- [REQUIREMENT]: Leave out any pictures and transcribe all other data below exactly.

───── SUPPLIED INFORMATION ─────

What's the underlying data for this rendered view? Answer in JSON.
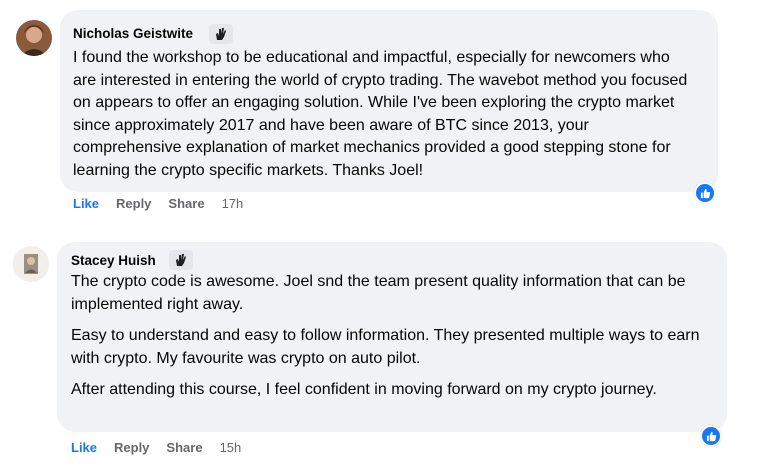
{
  "comments": [
    {
      "author": "Nicholas Geistwite",
      "paragraphs": [
        "I found the workshop to be educational and impactful, especially for newcomers who are interested in entering the world of crypto trading. The wavebot method you focused on appears to offer an engaging solution. While I've been exploring the crypto market since approximately 2017 and have been aware of BTC since 2013, your comprehensive explanation of market mechanics provided a good stepping stone for learning the crypto specific markets. Thanks Joel!"
      ],
      "actions": {
        "like": "Like",
        "reply": "Reply",
        "share": "Share",
        "time": "17h"
      },
      "reaction_icon": "like-thumb-icon",
      "badge_icon": "hand-icon"
    },
    {
      "author": "Stacey Huish",
      "paragraphs": [
        "The crypto code is awesome. Joel snd the team present quality information that can be implemented right away.",
        "Easy to understand and easy to follow information. They presented multiple ways to earn with crypto. My favourite was crypto on auto pilot.",
        "After attending this course, I feel confident in moving forward on my crypto journey."
      ],
      "actions": {
        "like": "Like",
        "reply": "Reply",
        "share": "Share",
        "time": "15h"
      },
      "reaction_icon": "like-thumb-icon",
      "badge_icon": "hand-icon"
    }
  ],
  "colors": {
    "bubble": "#f0f2f5",
    "like": "#1877f2",
    "meta": "#65676b"
  }
}
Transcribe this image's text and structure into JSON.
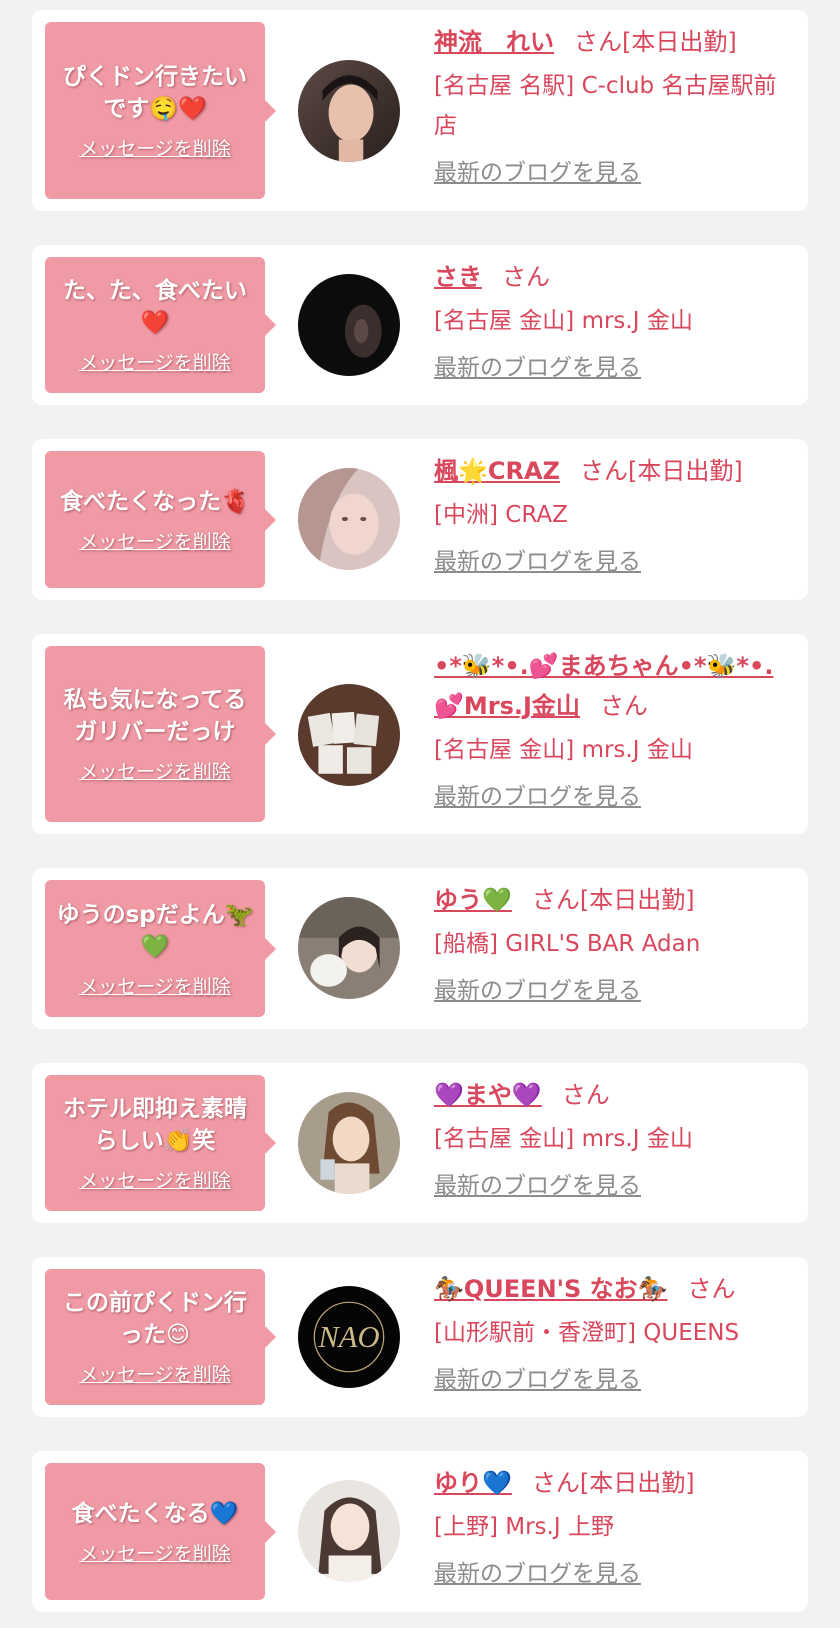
{
  "items": [
    {
      "message": "ぴくドン行きたいです🤤❤️",
      "delete_label": "メッセージを削除",
      "avatar": "avatar-photo-1",
      "name": "神流　れい",
      "honorific": "さん",
      "status": "[本日出勤]",
      "shop": "[名古屋 名駅] C-club 名古屋駅前店",
      "blog_label": "最新のブログを見る"
    },
    {
      "message": "た、た、食べたい❤️",
      "delete_label": "メッセージを削除",
      "avatar": "avatar-photo-2",
      "name": "さき",
      "honorific": "さん",
      "status": "",
      "shop": "[名古屋 金山] mrs.J 金山",
      "blog_label": "最新のブログを見る"
    },
    {
      "message": "食べたくなった🫀",
      "delete_label": "メッセージを削除",
      "avatar": "avatar-photo-3",
      "name": "楓🌟CRAZ",
      "honorific": "さん",
      "status": "[本日出勤]",
      "shop": "[中洲] CRAZ",
      "blog_label": "最新のブログを見る"
    },
    {
      "message": "私も気になってるガリバーだっけ",
      "delete_label": "メッセージを削除",
      "avatar": "avatar-photo-4",
      "name": "•*🐝*•.💕まあちゃん•*🐝*•.💕Mrs.J金山",
      "honorific": "さん",
      "status": "",
      "shop": "[名古屋 金山] mrs.J 金山",
      "blog_label": "最新のブログを見る"
    },
    {
      "message": "ゆうのspだよん🦖💚",
      "delete_label": "メッセージを削除",
      "avatar": "avatar-photo-5",
      "name": "ゆう💚",
      "honorific": "さん",
      "status": "[本日出勤]",
      "shop": "[船橋] GIRL'S BAR Adan",
      "blog_label": "最新のブログを見る"
    },
    {
      "message": "ホテル即抑え素晴らしい👏笑",
      "delete_label": "メッセージを削除",
      "avatar": "avatar-photo-6",
      "name": "💜まや💜",
      "honorific": "さん",
      "status": "",
      "shop": "[名古屋 金山] mrs.J 金山",
      "blog_label": "最新のブログを見る"
    },
    {
      "message": "この前ぴくドン行った😊",
      "delete_label": "メッセージを削除",
      "avatar": "avatar-logo-nao",
      "avatar_text": "NAO",
      "name": "🏇QUEEN'S なお🏇",
      "honorific": "さん",
      "status": "",
      "shop": "[山形駅前・香澄町] QUEENS",
      "blog_label": "最新のブログを見る"
    },
    {
      "message": "食べたくなる💙",
      "delete_label": "メッセージを削除",
      "avatar": "avatar-photo-8",
      "name": "ゆり💙",
      "honorific": "さん",
      "status": "[本日出勤]",
      "shop": "[上野] Mrs.J 上野",
      "blog_label": "最新のブログを見る"
    }
  ]
}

─────

- [TASK OUTPUT]:
What's the underlying data for this rendered view? Answer in JSON.
{
  "comments": [
    {
      "author": "Nicholas Geistwite",
      "paragraphs": [
        "I found the workshop to be educational and impactful, especially for newcomers who are interested in entering the world of crypto trading. The wavebot method you focused on appears to offer an engaging solution. While I've been exploring the crypto market since approximately 2017 and have been aware of BTC since 2013, your comprehensive explanation of market mechanics provided a good stepping stone for learning the crypto specific markets. Thanks Joel!"
      ],
      "actions": {
        "like": "Like",
        "reply": "Reply",
        "share": "Share",
        "time": "17h"
      },
      "reaction_icon": "like-thumb-icon",
      "badge_icon": "hand-icon"
    },
    {
      "author": "Stacey Huish",
      "paragraphs": [
        "The crypto code is awesome. Joel snd the team present quality information that can be implemented right away.",
        "Easy to understand and easy to follow information. They presented multiple ways to earn with crypto. My favourite was crypto on auto pilot.",
        "After attending this course, I feel confident in moving forward on my crypto journey."
      ],
      "actions": {
        "like": "Like",
        "reply": "Reply",
        "share": "Share",
        "time": "15h"
      },
      "reaction_icon": "like-thumb-icon",
      "badge_icon": "hand-icon"
    }
  ],
  "colors": {
    "bubble": "#f0f2f5",
    "like": "#1877f2",
    "meta": "#65676b"
  }
}
Transcribe this image's text and structure into JSON.
{
  "items": [
    {
      "message": "ぴくドン行きたいです🤤❤️",
      "delete_label": "メッセージを削除",
      "avatar": "avatar-photo-1",
      "name": "神流　れい",
      "honorific": "さん",
      "status": "[本日出勤]",
      "shop": "[名古屋 名駅] C-club 名古屋駅前店",
      "blog_label": "最新のブログを見る"
    },
    {
      "message": "た、た、食べたい❤️",
      "delete_label": "メッセージを削除",
      "avatar": "avatar-photo-2",
      "name": "さき",
      "honorific": "さん",
      "status": "",
      "shop": "[名古屋 金山] mrs.J 金山",
      "blog_label": "最新のブログを見る"
    },
    {
      "message": "食べたくなった🫀",
      "delete_label": "メッセージを削除",
      "avatar": "avatar-photo-3",
      "name": "楓🌟CRAZ",
      "honorific": "さん",
      "status": "[本日出勤]",
      "shop": "[中洲] CRAZ",
      "blog_label": "最新のブログを見る"
    },
    {
      "message": "私も気になってるガリバーだっけ",
      "delete_label": "メッセージを削除",
      "avatar": "avatar-photo-4",
      "name": "•*🐝*•.💕まあちゃん•*🐝*•.💕Mrs.J金山",
      "honorific": "さん",
      "status": "",
      "shop": "[名古屋 金山] mrs.J 金山",
      "blog_label": "最新のブログを見る"
    },
    {
      "message": "ゆうのspだよん🦖💚",
      "delete_label": "メッセージを削除",
      "avatar": "avatar-photo-5",
      "name": "ゆう💚",
      "honorific": "さん",
      "status": "[本日出勤]",
      "shop": "[船橋] GIRL'S BAR Adan",
      "blog_label": "最新のブログを見る"
    },
    {
      "message": "ホテル即抑え素晴らしい👏笑",
      "delete_label": "メッセージを削除",
      "avatar": "avatar-photo-6",
      "name": "💜まや💜",
      "honorific": "さん",
      "status": "",
      "shop": "[名古屋 金山] mrs.J 金山",
      "blog_label": "最新のブログを見る"
    },
    {
      "message": "この前ぴくドン行った😊",
      "delete_label": "メッセージを削除",
      "avatar": "avatar-logo-nao",
      "avatar_text": "NAO",
      "name": "🏇QUEEN'S なお🏇",
      "honorific": "さん",
      "status": "",
      "shop": "[山形駅前・香澄町] QUEENS",
      "blog_label": "最新のブログを見る"
    },
    {
      "message": "食べたくなる💙",
      "delete_label": "メッセージを削除",
      "avatar": "avatar-photo-8",
      "name": "ゆり💙",
      "honorific": "さん",
      "status": "[本日出勤]",
      "shop": "[上野] Mrs.J 上野",
      "blog_label": "最新のブログを見る"
    }
  ]
}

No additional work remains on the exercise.